=== STATED EXERCISE ===
Update the items from the line containing "- cancel-button[interactable]: Cancel: [502, 392, 555, 412]" down through the line containing "- class-code-input[interactable]: [233, 308, 587, 334]" by replacing "existing-classes-help-text" with "existing-classes-hint" and leaving everything else unchanged. Give back only those lines.

=== MATERIAL FOR THIS TASK ===

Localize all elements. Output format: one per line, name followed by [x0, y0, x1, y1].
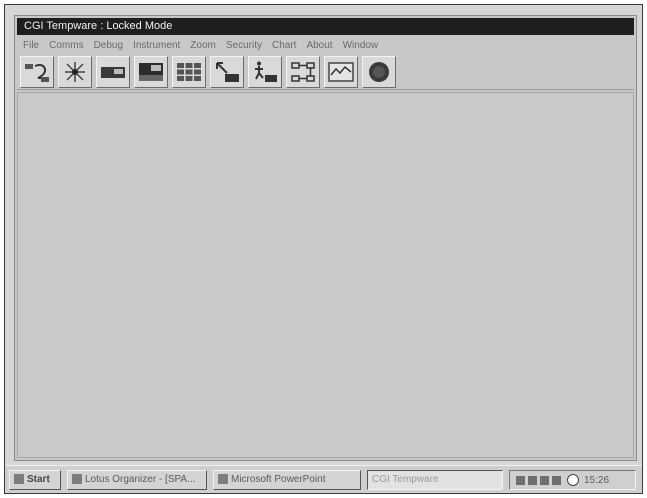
tray-icon[interactable]	[516, 475, 525, 485]
speaker-icon[interactable]	[540, 475, 549, 485]
clock-icon	[567, 474, 579, 486]
taskbar-task-cgi-tempware[interactable]: CGI Tempware	[367, 470, 503, 490]
sensor-arrow-icon	[216, 61, 239, 82]
menu-comms[interactable]: Comms	[44, 40, 88, 51]
grid-button[interactable]	[172, 55, 206, 88]
tray-clock[interactable]: 15:26	[584, 475, 609, 486]
system-tray: 15:26	[509, 470, 636, 490]
menu-chart[interactable]: Chart	[267, 40, 301, 51]
start-label: Start	[27, 474, 50, 485]
menu-instrument[interactable]: Instrument	[128, 40, 185, 51]
taskbar-task-powerpoint[interactable]: Microsoft PowerPoint	[213, 470, 361, 490]
powerpoint-icon	[218, 474, 228, 485]
sensor-walk-button[interactable]	[248, 55, 282, 88]
menu-window[interactable]: Window	[338, 40, 384, 51]
sensor-arrow-button[interactable]	[210, 55, 244, 88]
tray-icon[interactable]	[552, 475, 561, 485]
toolbar	[17, 54, 634, 90]
spark-icon	[65, 61, 85, 82]
grid-icon	[177, 62, 201, 81]
menu-bar: File Comms Debug Instrument Zoom Securit…	[17, 37, 634, 53]
windows-logo-icon	[14, 474, 24, 485]
start-button[interactable]: Start	[9, 470, 61, 490]
sensor-walk-icon	[255, 61, 277, 82]
task-label: Microsoft PowerPoint	[231, 474, 326, 485]
instrument-display-icon	[139, 62, 163, 81]
connection-button[interactable]	[20, 55, 54, 88]
menu-zoom[interactable]: Zoom	[185, 40, 221, 51]
app-window: CGI Tempware : Locked Mode File Comms De…	[14, 15, 637, 461]
menu-debug[interactable]: Debug	[89, 40, 128, 51]
lotus-organizer-icon	[72, 474, 82, 485]
instrument-panel-button[interactable]	[96, 55, 130, 88]
mdi-workspace[interactable]	[17, 92, 634, 458]
chart-trend-icon	[328, 61, 354, 82]
taskbar: Start Lotus Organizer - [SPA... Microsof…	[5, 465, 642, 493]
network-icon	[291, 61, 315, 82]
spark-button[interactable]	[58, 55, 92, 88]
instrument-display-button[interactable]	[134, 55, 168, 88]
window-title: CGI Tempware : Locked Mode	[17, 18, 634, 35]
task-label: CGI Tempware	[372, 474, 439, 485]
connection-icon	[25, 63, 49, 82]
chart-trend-button[interactable]	[324, 55, 358, 88]
desktop-screen: CGI Tempware : Locked Mode File Comms De…	[4, 4, 643, 494]
stop-icon	[369, 61, 389, 82]
taskbar-task-lotus-organizer[interactable]: Lotus Organizer - [SPA...	[67, 470, 207, 490]
task-label: Lotus Organizer - [SPA...	[85, 474, 196, 485]
tray-icon[interactable]	[528, 475, 537, 485]
menu-security[interactable]: Security	[221, 40, 267, 51]
instrument-panel-icon	[101, 66, 125, 78]
network-button[interactable]	[286, 55, 320, 88]
stop-button[interactable]	[362, 55, 396, 88]
menu-file[interactable]: File	[17, 40, 44, 51]
menu-about[interactable]: About	[301, 40, 337, 51]
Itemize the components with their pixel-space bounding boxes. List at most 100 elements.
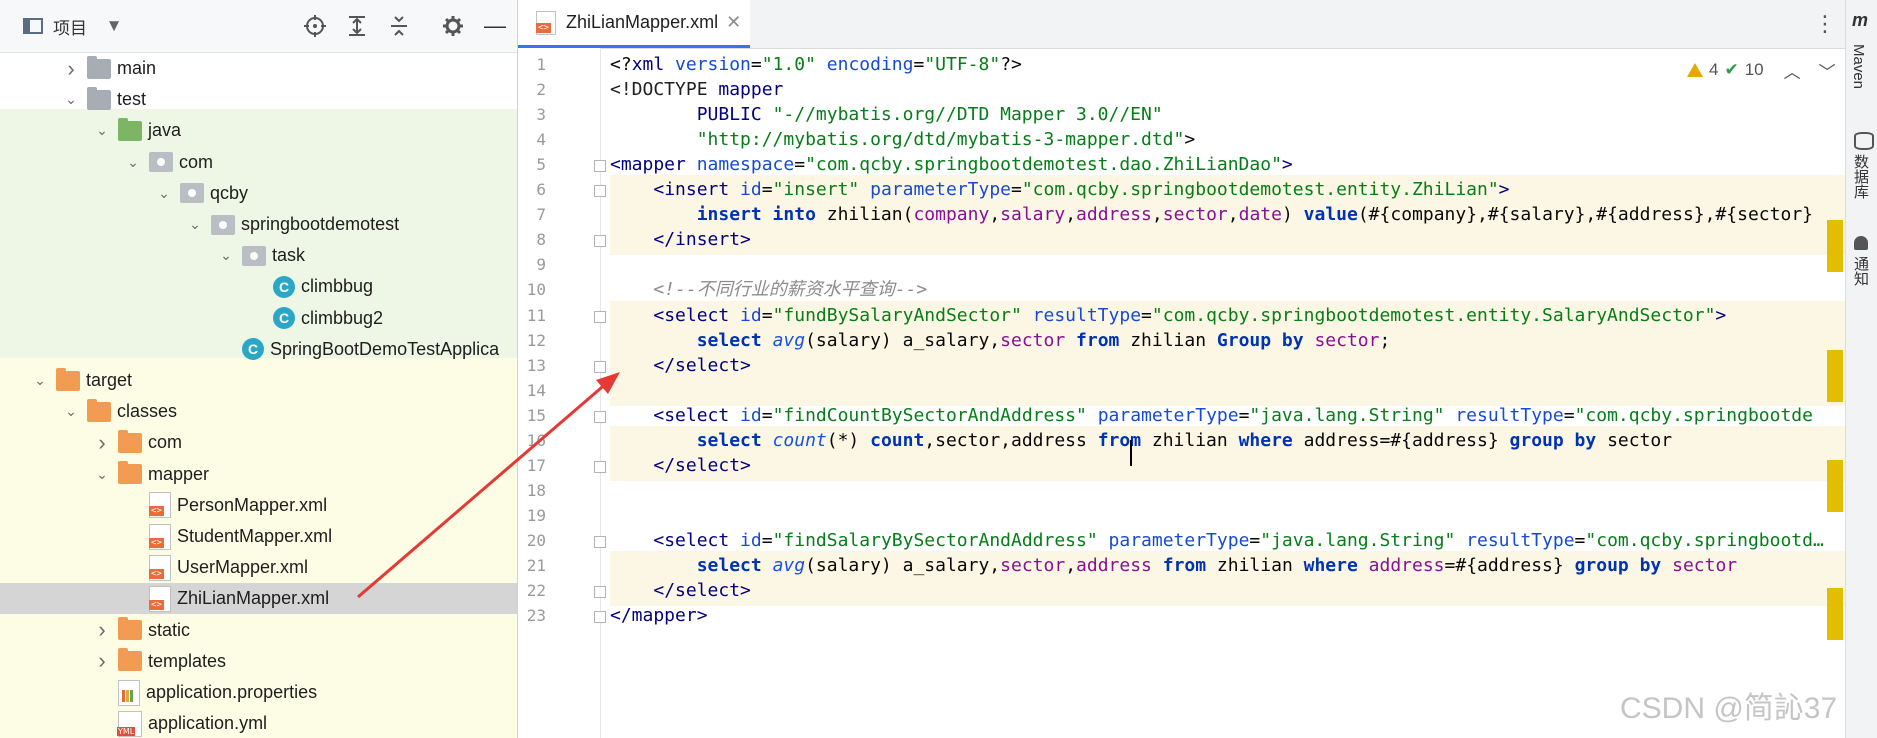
tree-item[interactable]: ⌄ springbootdemotest (0, 209, 517, 240)
scroll-marker[interactable] (1827, 460, 1843, 512)
minimize-icon[interactable]: — (480, 0, 510, 52)
code-line[interactable]: </mapper> (610, 601, 1845, 631)
tree-item[interactable]: ›StudentMapper.xml (0, 521, 517, 552)
tree-item[interactable]: › static (0, 615, 517, 646)
inspections-widget[interactable]: 4 ✔ 10 ︿ ﹀ (1687, 56, 1836, 84)
tree-item[interactable]: ›CSpringBootDemoTestApplica (0, 334, 517, 365)
tree-item-label: ZhiLianMapper.xml (177, 588, 330, 609)
fold-marker-icon[interactable] (594, 460, 606, 473)
folder-grey-icon (87, 86, 111, 110)
database-icon (1854, 132, 1874, 150)
code-area[interactable]: <?xml version="1.0" encoding="UTF-8"?> <!… (610, 48, 1845, 738)
chevron-down-icon[interactable]: ⌄ (32, 372, 48, 389)
chevron-down-icon[interactable]: ⌄ (156, 185, 172, 202)
expand-all-icon[interactable] (342, 0, 372, 52)
chevron-up-icon[interactable]: ︿ (1784, 58, 1801, 83)
project-tree: › main ⌄ test ⌄ java ⌄ com ⌄ qcby ⌄ springbootdemot… (0, 52, 517, 738)
code-token: resultType (1021, 304, 1142, 326)
code-token: </select> (653, 580, 751, 602)
code-token: sector (1000, 555, 1066, 576)
code-token: > (1281, 154, 1293, 176)
fold-marker-icon[interactable] (594, 360, 606, 373)
locate-icon[interactable] (300, 0, 330, 52)
xml-file-icon (149, 523, 171, 550)
tree-item[interactable]: ⌄ qcby (0, 178, 517, 209)
scrollbar-markers[interactable] (1823, 48, 1845, 738)
notifications-tool-button[interactable]: 通知 (1850, 256, 1871, 286)
tree-item-label: SpringBootDemoTestApplica (270, 338, 500, 359)
project-title[interactable]: 项目 (50, 0, 90, 52)
tree-item[interactable]: › com (0, 427, 517, 458)
chevron-right-icon[interactable]: › (94, 617, 110, 643)
tree-item[interactable]: ⌄ java (0, 115, 517, 146)
tree-item-label: springbootdemotest (241, 214, 400, 234)
chevron-down-icon[interactable]: ⌄ (187, 216, 203, 233)
scroll-marker[interactable] (1827, 220, 1843, 272)
code-token: = (1141, 304, 1152, 326)
code-token: "fundBySalaryAndSector" (772, 304, 1022, 326)
tab-zhilianmapper[interactable]: ZhiLianMapper.xml ✕ (518, 0, 750, 48)
code-token: id (729, 529, 762, 551)
code-token: "UTF-8" (924, 54, 1001, 75)
fold-marker-icon[interactable] (594, 535, 606, 548)
maven-tool-button[interactable]: Maven (1850, 44, 1867, 89)
code-token: , (1151, 204, 1163, 226)
fold-marker-icon[interactable] (594, 235, 606, 248)
code-token: </select> (653, 454, 751, 476)
tree-item[interactable]: ›PersonMapper.xml (0, 490, 517, 521)
tree-item[interactable]: ›application.yml (0, 708, 517, 738)
chevron-down-icon[interactable]: ⌄ (94, 122, 110, 139)
code-token: select (696, 429, 773, 451)
maven-logo-icon: m (1852, 10, 1869, 30)
editor-tab-bar: ZhiLianMapper.xml ✕ ⋮ (518, 0, 1845, 49)
tree-item[interactable]: ›ZhiLianMapper.xml (0, 583, 517, 615)
collapse-all-icon[interactable] (384, 0, 414, 52)
gear-icon[interactable] (438, 0, 468, 52)
tree-item[interactable]: ⌄ classes (0, 396, 517, 427)
tree-item[interactable]: ›application.properties (0, 677, 517, 708)
chevron-down-icon[interactable]: ⌄ (125, 154, 141, 171)
code-token: > (1184, 129, 1196, 151)
fold-marker-icon[interactable] (594, 410, 606, 423)
database-tool-button[interactable]: 数据库 (1850, 154, 1871, 199)
tree-item[interactable]: ⌄ test (0, 84, 517, 115)
more-vertical-icon[interactable]: ⋮ (1805, 0, 1845, 48)
fold-marker-icon[interactable] (594, 185, 606, 198)
project-view-icon[interactable] (18, 0, 48, 52)
project-panel: 项目 ▼ — › main ⌄ test ⌄ java ⌄ com ⌄ qcby ⌄ springbo… (0, 0, 518, 738)
fold-marker-icon[interactable] (594, 310, 606, 323)
chevron-down-icon[interactable]: ⌄ (218, 247, 234, 264)
tree-item[interactable]: ⌄ com (0, 147, 517, 178)
code-token: ; (1379, 329, 1391, 351)
chevron-down-icon[interactable]: ⌄ (63, 91, 79, 108)
scroll-marker[interactable] (1827, 350, 1843, 402)
tree-item[interactable]: ⌄ mapper (0, 459, 517, 490)
close-icon[interactable]: ✕ (726, 12, 741, 33)
code-token: avg (772, 329, 806, 351)
code-token: = (913, 54, 925, 75)
chevron-down-icon[interactable]: ⌄ (94, 466, 110, 483)
chevron-down-icon[interactable]: ▼ (104, 0, 124, 52)
chevron-right-icon[interactable]: › (63, 56, 79, 82)
tree-item[interactable]: › main (0, 53, 517, 84)
tree-item[interactable]: › templates (0, 646, 517, 677)
code-token: = (761, 404, 773, 426)
chevron-right-icon[interactable]: › (94, 430, 110, 456)
tree-item[interactable]: ⌄ target (0, 365, 517, 396)
tree-item[interactable]: ⌄ task (0, 240, 517, 271)
chevron-right-icon[interactable]: › (94, 648, 110, 674)
tree-item[interactable]: ›UserMapper.xml (0, 552, 517, 583)
tree-item-label: com (148, 432, 183, 453)
fold-marker-icon[interactable] (594, 611, 606, 624)
tree-item[interactable]: ›Cclimbbug2 (0, 303, 517, 334)
fold-marker-icon[interactable] (594, 160, 606, 173)
fold-marker-icon[interactable] (594, 586, 606, 599)
line-number-gutter: 1 2 3 4 5 6 7 8 9 10 11 12 13 14 15 16 17 18 19 20 21 22 23 (518, 48, 606, 738)
tree-item-label: PersonMapper.xml (177, 494, 328, 515)
scroll-marker[interactable] (1827, 588, 1843, 640)
tree-item[interactable]: ›Cclimbbug (0, 271, 517, 302)
chevron-down-icon[interactable]: ⌄ (63, 403, 79, 420)
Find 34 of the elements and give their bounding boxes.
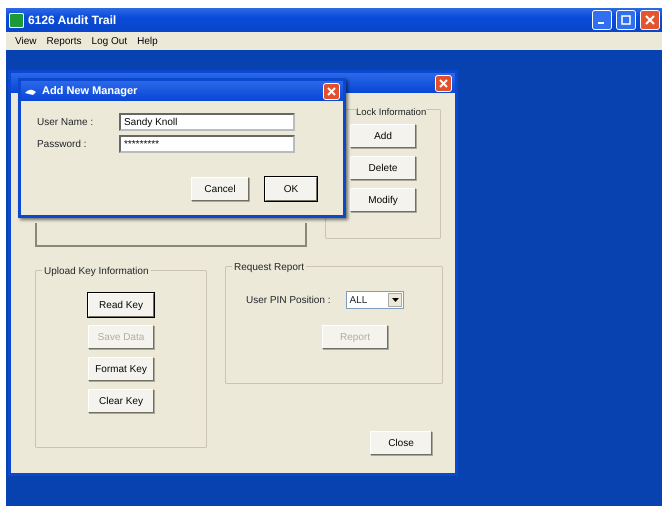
group-label: Request Report	[232, 260, 306, 275]
button[interactable]: Cancel	[191, 177, 249, 201]
input-field[interactable]: Sandy Knoll	[119, 113, 295, 131]
menu-item[interactable]: View	[10, 34, 42, 48]
close-icon	[439, 78, 448, 88]
close-button[interactable]	[323, 82, 340, 100]
minimize-button[interactable]	[592, 10, 612, 30]
button[interactable]: Close	[370, 431, 432, 455]
minimize-icon	[598, 22, 604, 24]
close-icon	[645, 15, 655, 25]
menu-item[interactable]: Log Out	[86, 34, 132, 48]
pin-dropdown[interactable]: ALL	[346, 291, 404, 309]
close-icon	[327, 86, 336, 96]
field-label: User Name :	[37, 116, 94, 130]
input-field[interactable]: *********	[119, 135, 295, 153]
button[interactable]: Add	[350, 124, 416, 148]
window-title: 6126 Audit Trail	[28, 12, 116, 29]
close-button[interactable]	[640, 10, 660, 30]
app-icon	[9, 12, 24, 28]
maximize-icon	[621, 15, 631, 25]
button[interactable]: Delete	[350, 156, 416, 180]
maximize-button[interactable]	[616, 10, 636, 30]
button[interactable]: OK	[265, 177, 317, 201]
dialog-title: Add New Manager	[42, 84, 138, 99]
button[interactable]: Modify	[350, 188, 416, 212]
button[interactable]: Format Key	[88, 357, 154, 381]
menu-item[interactable]: Help	[132, 34, 163, 48]
button[interactable]: Read Key	[88, 293, 154, 317]
group-label: Upload Key Information	[42, 264, 151, 279]
field-label: Password :	[37, 138, 88, 152]
field-label: User PIN Position :	[246, 294, 330, 308]
menu-item[interactable]: Reports	[42, 34, 87, 48]
close-button[interactable]	[435, 74, 452, 92]
button[interactable]: Clear Key	[88, 389, 154, 413]
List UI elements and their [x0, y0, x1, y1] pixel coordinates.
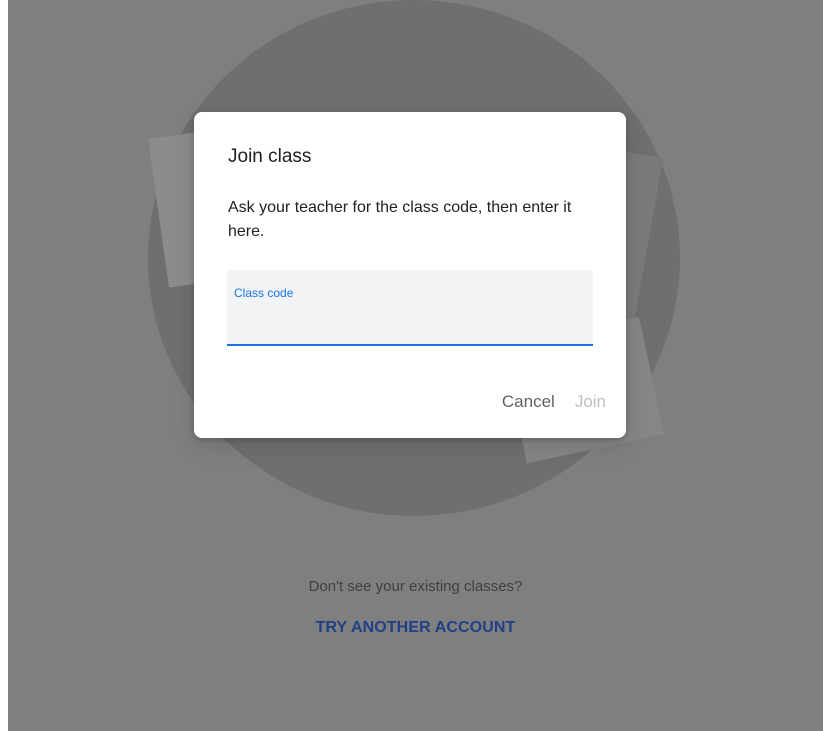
- cancel-button[interactable]: Cancel: [502, 392, 555, 412]
- dialog-instructions: Ask your teacher for the class code, the…: [228, 199, 572, 240]
- join-class-dialog: Join class Ask your teacher for the clas…: [194, 112, 626, 438]
- existing-classes-help-text: Don't see your existing classes?: [308, 578, 523, 595]
- class-code-input[interactable]: [233, 308, 587, 334]
- class-code-label: Class code: [234, 286, 294, 300]
- join-button[interactable]: Join: [575, 392, 606, 412]
- try-another-account-link[interactable]: TRY ANOTHER ACCOUNT: [8, 619, 823, 637]
- dialog-actions: Cancel Join: [502, 392, 606, 412]
- dialog-title: Join class: [228, 146, 312, 167]
- class-code-field[interactable]: Class code: [227, 270, 593, 346]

=== ANSWER TO THE PROBLEM ===
- cancel-button[interactable]: Cancel: [502, 392, 555, 412]
- dialog-instructions: Ask your teacher for the class code, the…: [228, 199, 572, 240]
- join-class-dialog: Join class Ask your teacher for the clas…: [194, 112, 626, 438]
- existing-classes-hint: Don't see your existing classes?: [308, 578, 523, 595]
- class-code-input[interactable]: [233, 308, 587, 334]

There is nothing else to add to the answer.